══ Recorded data

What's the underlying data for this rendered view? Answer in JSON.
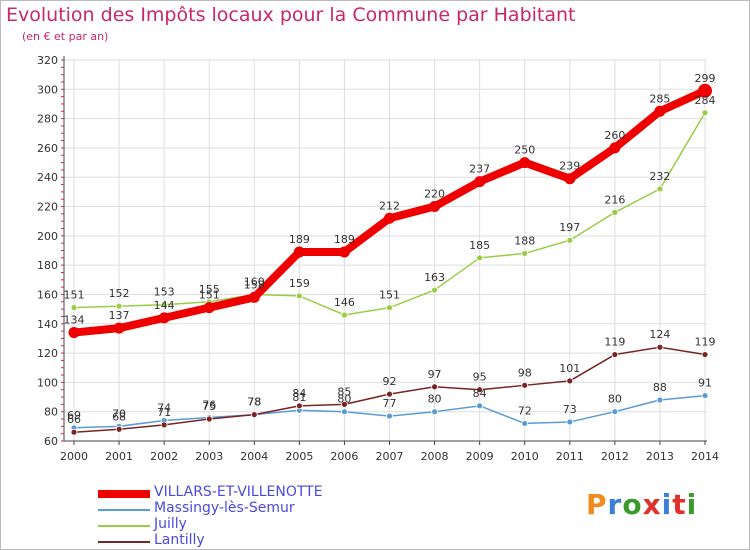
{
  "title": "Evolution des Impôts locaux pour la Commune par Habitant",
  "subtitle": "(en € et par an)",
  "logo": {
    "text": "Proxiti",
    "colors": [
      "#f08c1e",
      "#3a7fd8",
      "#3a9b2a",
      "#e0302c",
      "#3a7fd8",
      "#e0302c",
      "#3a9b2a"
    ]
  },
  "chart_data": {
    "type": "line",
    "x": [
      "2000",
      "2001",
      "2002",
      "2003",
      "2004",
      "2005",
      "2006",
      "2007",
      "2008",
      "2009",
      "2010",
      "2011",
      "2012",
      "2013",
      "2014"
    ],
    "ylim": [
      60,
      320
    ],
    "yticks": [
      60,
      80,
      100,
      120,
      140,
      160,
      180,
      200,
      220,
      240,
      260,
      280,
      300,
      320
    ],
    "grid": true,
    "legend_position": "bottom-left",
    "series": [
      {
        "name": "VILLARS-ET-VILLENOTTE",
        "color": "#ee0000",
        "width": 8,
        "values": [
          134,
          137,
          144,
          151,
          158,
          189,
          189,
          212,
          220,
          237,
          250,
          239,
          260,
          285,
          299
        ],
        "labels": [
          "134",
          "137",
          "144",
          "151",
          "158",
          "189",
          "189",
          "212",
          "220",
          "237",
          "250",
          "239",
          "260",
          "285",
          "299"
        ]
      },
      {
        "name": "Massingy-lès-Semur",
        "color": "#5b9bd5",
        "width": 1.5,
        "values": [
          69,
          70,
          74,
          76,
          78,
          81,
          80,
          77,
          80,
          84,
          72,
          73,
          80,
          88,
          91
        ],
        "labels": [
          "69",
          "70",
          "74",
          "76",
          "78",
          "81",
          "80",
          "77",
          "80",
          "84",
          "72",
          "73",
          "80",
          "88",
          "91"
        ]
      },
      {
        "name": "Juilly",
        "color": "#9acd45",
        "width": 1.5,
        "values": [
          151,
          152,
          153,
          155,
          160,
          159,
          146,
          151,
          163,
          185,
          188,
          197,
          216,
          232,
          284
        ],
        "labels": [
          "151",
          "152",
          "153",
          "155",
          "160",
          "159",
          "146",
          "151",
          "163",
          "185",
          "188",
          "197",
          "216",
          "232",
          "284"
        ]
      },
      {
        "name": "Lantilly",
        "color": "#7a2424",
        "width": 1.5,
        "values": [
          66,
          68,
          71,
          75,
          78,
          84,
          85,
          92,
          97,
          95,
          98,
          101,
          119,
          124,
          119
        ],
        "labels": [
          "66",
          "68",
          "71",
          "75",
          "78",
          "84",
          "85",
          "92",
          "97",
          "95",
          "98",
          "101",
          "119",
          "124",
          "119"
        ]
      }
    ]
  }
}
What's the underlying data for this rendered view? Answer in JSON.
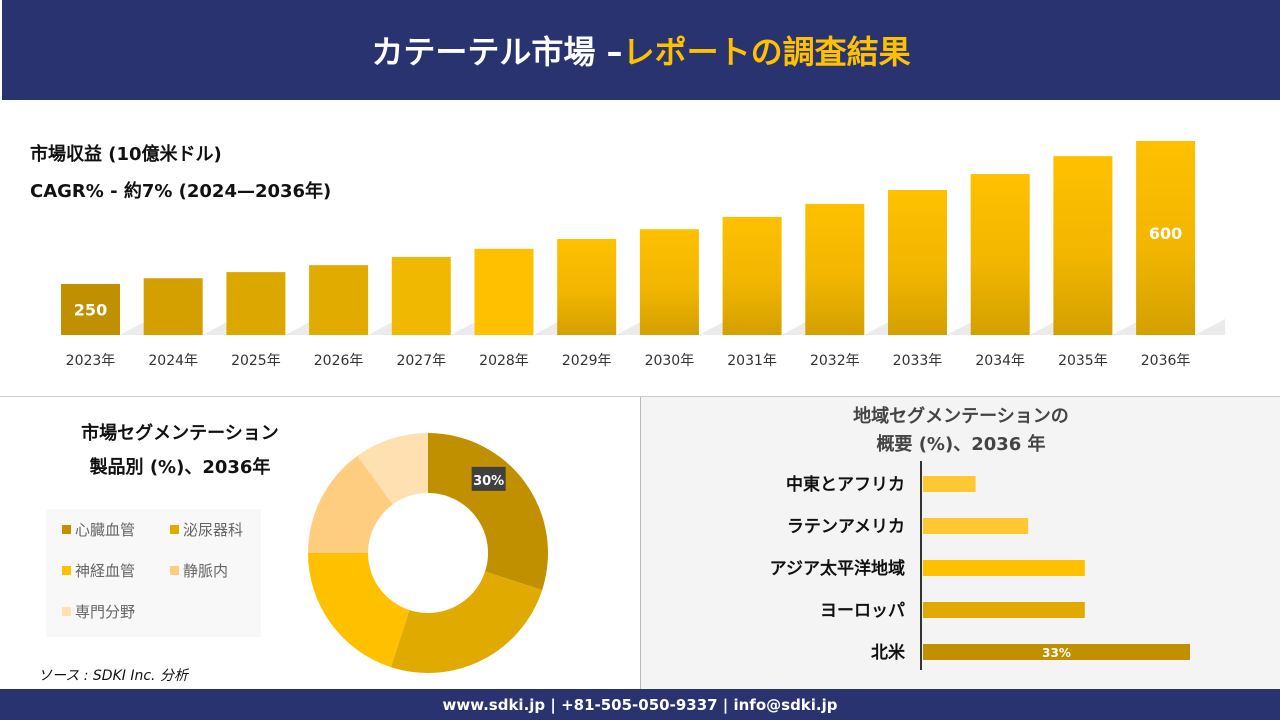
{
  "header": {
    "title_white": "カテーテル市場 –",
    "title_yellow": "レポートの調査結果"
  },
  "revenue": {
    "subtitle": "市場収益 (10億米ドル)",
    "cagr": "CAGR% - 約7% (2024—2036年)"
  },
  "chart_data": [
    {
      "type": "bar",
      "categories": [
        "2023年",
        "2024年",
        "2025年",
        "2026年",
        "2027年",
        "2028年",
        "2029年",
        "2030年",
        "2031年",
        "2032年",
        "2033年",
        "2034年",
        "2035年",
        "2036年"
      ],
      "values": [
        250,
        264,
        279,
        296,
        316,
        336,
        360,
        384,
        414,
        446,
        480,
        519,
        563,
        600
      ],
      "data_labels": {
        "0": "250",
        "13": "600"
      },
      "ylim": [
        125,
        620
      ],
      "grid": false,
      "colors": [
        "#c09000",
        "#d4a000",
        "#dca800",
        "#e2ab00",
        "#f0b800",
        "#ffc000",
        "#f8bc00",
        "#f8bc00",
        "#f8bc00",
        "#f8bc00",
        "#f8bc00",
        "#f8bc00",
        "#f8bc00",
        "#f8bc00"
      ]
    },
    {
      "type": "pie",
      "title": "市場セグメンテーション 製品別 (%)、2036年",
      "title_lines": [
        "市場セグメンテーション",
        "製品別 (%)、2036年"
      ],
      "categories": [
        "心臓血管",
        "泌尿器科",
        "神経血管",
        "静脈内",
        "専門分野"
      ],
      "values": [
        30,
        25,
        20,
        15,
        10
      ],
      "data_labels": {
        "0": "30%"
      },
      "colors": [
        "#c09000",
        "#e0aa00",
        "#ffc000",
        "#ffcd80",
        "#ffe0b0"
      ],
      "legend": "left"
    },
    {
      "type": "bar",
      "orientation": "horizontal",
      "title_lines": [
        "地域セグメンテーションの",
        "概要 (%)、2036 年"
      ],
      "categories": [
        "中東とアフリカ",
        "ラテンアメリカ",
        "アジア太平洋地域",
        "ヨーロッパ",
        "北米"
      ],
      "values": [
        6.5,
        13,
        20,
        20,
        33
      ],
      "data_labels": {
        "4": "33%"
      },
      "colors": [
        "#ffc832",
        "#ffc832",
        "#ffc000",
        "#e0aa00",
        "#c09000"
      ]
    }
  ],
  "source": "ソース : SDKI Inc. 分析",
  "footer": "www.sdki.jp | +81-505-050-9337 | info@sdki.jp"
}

════

- [Stated goal]: Repeat each record exactly, with the pictures left out.

- [Exercise response]:
What's the underlying data for this rendered view? Answer in JSON.
{
  "title": "Evolution des Impôts locaux pour la Commune par Habitant",
  "subtitle": "(en € et par an)",
  "logo": {
    "text": "Proxiti",
    "colors": [
      "#f08c1e",
      "#3a7fd8",
      "#3a9b2a",
      "#e0302c",
      "#3a7fd8",
      "#e0302c",
      "#3a9b2a"
    ]
  },
  "chart_data": {
    "type": "line",
    "x": [
      "2000",
      "2001",
      "2002",
      "2003",
      "2004",
      "2005",
      "2006",
      "2007",
      "2008",
      "2009",
      "2010",
      "2011",
      "2012",
      "2013",
      "2014"
    ],
    "ylim": [
      60,
      320
    ],
    "yticks": [
      60,
      80,
      100,
      120,
      140,
      160,
      180,
      200,
      220,
      240,
      260,
      280,
      300,
      320
    ],
    "grid": true,
    "legend_position": "bottom-left",
    "series": [
      {
        "name": "VILLARS-ET-VILLENOTTE",
        "color": "#ee0000",
        "width": 8,
        "values": [
          134,
          137,
          144,
          151,
          158,
          189,
          189,
          212,
          220,
          237,
          250,
          239,
          260,
          285,
          299
        ],
        "labels": [
          "134",
          "137",
          "144",
          "151",
          "158",
          "189",
          "189",
          "212",
          "220",
          "237",
          "250",
          "239",
          "260",
          "285",
          "299"
        ]
      },
      {
        "name": "Massingy-lès-Semur",
        "color": "#5b9bd5",
        "width": 1.5,
        "values": [
          69,
          70,
          74,
          76,
          78,
          81,
          80,
          77,
          80,
          84,
          72,
          73,
          80,
          88,
          91
        ],
        "labels": [
          "69",
          "70",
          "74",
          "76",
          "78",
          "81",
          "80",
          "77",
          "80",
          "84",
          "72",
          "73",
          "80",
          "88",
          "91"
        ]
      },
      {
        "name": "Juilly",
        "color": "#9acd45",
        "width": 1.5,
        "values": [
          151,
          152,
          153,
          155,
          160,
          159,
          146,
          151,
          163,
          185,
          188,
          197,
          216,
          232,
          284
        ],
        "labels": [
          "151",
          "152",
          "153",
          "155",
          "160",
          "159",
          "146",
          "151",
          "163",
          "185",
          "188",
          "197",
          "216",
          "232",
          "284"
        ]
      },
      {
        "name": "Lantilly",
        "color": "#7a2424",
        "width": 1.5,
        "values": [
          66,
          68,
          71,
          75,
          78,
          84,
          85,
          92,
          97,
          95,
          98,
          101,
          119,
          124,
          119
        ],
        "labels": [
          "66",
          "68",
          "71",
          "75",
          "78",
          "84",
          "85",
          "92",
          "97",
          "95",
          "98",
          "101",
          "119",
          "124",
          "119"
        ]
      }
    ]
  }
}
What's the underlying data for this rendered view? Answer in JSON.
{
  "header": {
    "title_white": "カテーテル市場 –",
    "title_yellow": "レポートの調査結果"
  },
  "revenue": {
    "subtitle": "市場収益 (10億米ドル)",
    "cagr": "CAGR% - 約7% (2024—2036年)"
  },
  "chart_data": [
    {
      "type": "bar",
      "categories": [
        "2023年",
        "2024年",
        "2025年",
        "2026年",
        "2027年",
        "2028年",
        "2029年",
        "2030年",
        "2031年",
        "2032年",
        "2033年",
        "2034年",
        "2035年",
        "2036年"
      ],
      "values": [
        250,
        264,
        279,
        296,
        316,
        336,
        360,
        384,
        414,
        446,
        480,
        519,
        563,
        600
      ],
      "data_labels": {
        "0": "250",
        "13": "600"
      },
      "ylim": [
        125,
        620
      ],
      "grid": false,
      "colors": [
        "#c09000",
        "#d4a000",
        "#dca800",
        "#e2ab00",
        "#f0b800",
        "#ffc000",
        "#f8bc00",
        "#f8bc00",
        "#f8bc00",
        "#f8bc00",
        "#f8bc00",
        "#f8bc00",
        "#f8bc00",
        "#f8bc00"
      ]
    },
    {
      "type": "pie",
      "title": "市場セグメンテーション 製品別 (%)、2036年",
      "title_lines": [
        "市場セグメンテーション",
        "製品別 (%)、2036年"
      ],
      "categories": [
        "心臓血管",
        "泌尿器科",
        "神経血管",
        "静脈内",
        "専門分野"
      ],
      "values": [
        30,
        25,
        20,
        15,
        10
      ],
      "data_labels": {
        "0": "30%"
      },
      "colors": [
        "#c09000",
        "#e0aa00",
        "#ffc000",
        "#ffcd80",
        "#ffe0b0"
      ],
      "legend": "left"
    },
    {
      "type": "bar",
      "orientation": "horizontal",
      "title_lines": [
        "地域セグメンテーションの",
        "概要 (%)、2036 年"
      ],
      "categories": [
        "中東とアフリカ",
        "ラテンアメリカ",
        "アジア太平洋地域",
        "ヨーロッパ",
        "北米"
      ],
      "values": [
        6.5,
        13,
        20,
        20,
        33
      ],
      "data_labels": {
        "4": "33%"
      },
      "colors": [
        "#ffc832",
        "#ffc832",
        "#ffc000",
        "#e0aa00",
        "#c09000"
      ]
    }
  ],
  "source": "ソース : SDKI Inc. 分析",
  "footer": "www.sdki.jp | +81-505-050-9337 | info@sdki.jp"
}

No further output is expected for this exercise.